__BRIEF__: Print all the entries verbatim.

+ + + + +

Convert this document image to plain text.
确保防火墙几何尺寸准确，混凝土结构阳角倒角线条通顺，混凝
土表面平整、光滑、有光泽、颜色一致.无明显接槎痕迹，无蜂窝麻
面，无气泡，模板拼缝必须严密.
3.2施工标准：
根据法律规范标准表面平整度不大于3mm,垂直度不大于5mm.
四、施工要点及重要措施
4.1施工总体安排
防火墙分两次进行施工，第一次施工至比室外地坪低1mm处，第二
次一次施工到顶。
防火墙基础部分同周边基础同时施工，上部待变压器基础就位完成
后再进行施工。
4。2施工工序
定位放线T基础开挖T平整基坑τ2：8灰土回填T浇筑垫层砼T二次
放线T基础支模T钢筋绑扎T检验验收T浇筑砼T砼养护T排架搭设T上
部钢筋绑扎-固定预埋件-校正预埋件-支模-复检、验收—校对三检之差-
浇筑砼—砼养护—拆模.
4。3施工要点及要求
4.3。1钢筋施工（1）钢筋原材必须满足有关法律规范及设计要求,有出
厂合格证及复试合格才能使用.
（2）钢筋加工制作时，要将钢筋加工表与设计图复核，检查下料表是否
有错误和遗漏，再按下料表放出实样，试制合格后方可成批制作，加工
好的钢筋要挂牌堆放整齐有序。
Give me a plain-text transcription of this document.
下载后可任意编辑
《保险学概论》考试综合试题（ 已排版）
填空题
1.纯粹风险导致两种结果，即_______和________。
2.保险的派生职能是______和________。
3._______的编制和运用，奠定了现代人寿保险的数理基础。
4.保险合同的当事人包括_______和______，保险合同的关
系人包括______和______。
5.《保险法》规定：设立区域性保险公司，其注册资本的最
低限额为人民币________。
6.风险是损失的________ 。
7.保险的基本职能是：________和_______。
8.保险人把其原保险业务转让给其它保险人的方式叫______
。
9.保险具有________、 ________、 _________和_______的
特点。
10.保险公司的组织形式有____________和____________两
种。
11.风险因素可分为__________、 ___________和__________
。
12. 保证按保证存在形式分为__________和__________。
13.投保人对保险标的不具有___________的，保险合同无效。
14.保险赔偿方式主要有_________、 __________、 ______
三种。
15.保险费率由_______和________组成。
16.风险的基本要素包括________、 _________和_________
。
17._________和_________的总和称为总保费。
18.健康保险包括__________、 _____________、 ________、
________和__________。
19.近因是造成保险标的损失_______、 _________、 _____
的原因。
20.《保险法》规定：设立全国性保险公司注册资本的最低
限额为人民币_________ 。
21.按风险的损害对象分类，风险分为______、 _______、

+ + + + +

__TASK RESULT__:
Convert this document image to plain text.
确保防火墙几何尺寸准确，混凝土结构阳角倒角线条通顺，混凝
土表面平整、光滑、有光泽、颜色一致.无明显接槎痕迹，无蜂窝麻
面，无气泡，模板拼缝必须严密.
3.2施工标准：
根据法律规范标准表面平整度不大于3mm,垂直度不大于5mm.
四、施工要点及重要措施
4.1施工总体安排
防火墙分两次进行施工，第一次施工至比室外地坪低1mm处，第二
次一次施工到顶。
防火墙基础部分同周边基础同时施工，上部待变压器基础就位完成
后再进行施工。
4。2施工工序
定位放线T基础开挖T平整基坑τ2：8灰土回填T浇筑垫层砼T二次
放线T基础支模T钢筋绑扎T检验验收T浇筑砼T砼养护T排架搭设T上
部钢筋绑扎-固定预埋件-校正预埋件-支模-复检、验收—校对三检之差-
浇筑砼—砼养护—拆模.
4。3施工要点及要求
4.3。1钢筋施工（1）钢筋原材必须满足有关法律规范及设计要求,有出
厂合格证及复试合格才能使用.
（2）钢筋加工制作时，要将钢筋加工表与设计图复核，检查下料表是否
有错误和遗漏，再按下料表放出实样，试制合格后方可成批制作，加工
好的钢筋要挂牌堆放整齐有序。
Give me a plain-text transcription of this document.
下载后可任意编辑
《保险学概论》考试综合试题（ 已排版）
填空题
1.纯粹风险导致两种结果，即_______和________。
2.保险的派生职能是______和________。
3._______的编制和运用，奠定了现代人寿保险的数理基础。
4.保险合同的当事人包括_______和______，保险合同的关
系人包括______和______。
5.《保险法》规定：设立区域性保险公司，其注册资本的最
低限额为人民币________。
6.风险是损失的________ 。
7.保险的基本职能是：________和_______。
8.保险人把其原保险业务转让给其它保险人的方式叫______
。
9.保险具有________、 ________、 _________和_______的
特点。
10.保险公司的组织形式有____________和____________两
种。
11.风险因素可分为__________、 ___________和__________
。
12. 保证按保证存在形式分为__________和__________。
13.投保人对保险标的不具有___________的，保险合同无效。
14.保险赔偿方式主要有_________、 __________、 ______
三种。
15.保险费率由_______和________组成。
16.风险的基本要素包括________、 _________和_________
。
17._________和_________的总和称为总保费。
18.健康保险包括__________、 _____________、 ________、
________和__________。
19.近因是造成保险标的损失_______、 _________、 _____
的原因。
20.《保险法》规定：设立全国性保险公司注册资本的最低
限额为人民币_________ 。
21.按风险的损害对象分类，风险分为______、 _______、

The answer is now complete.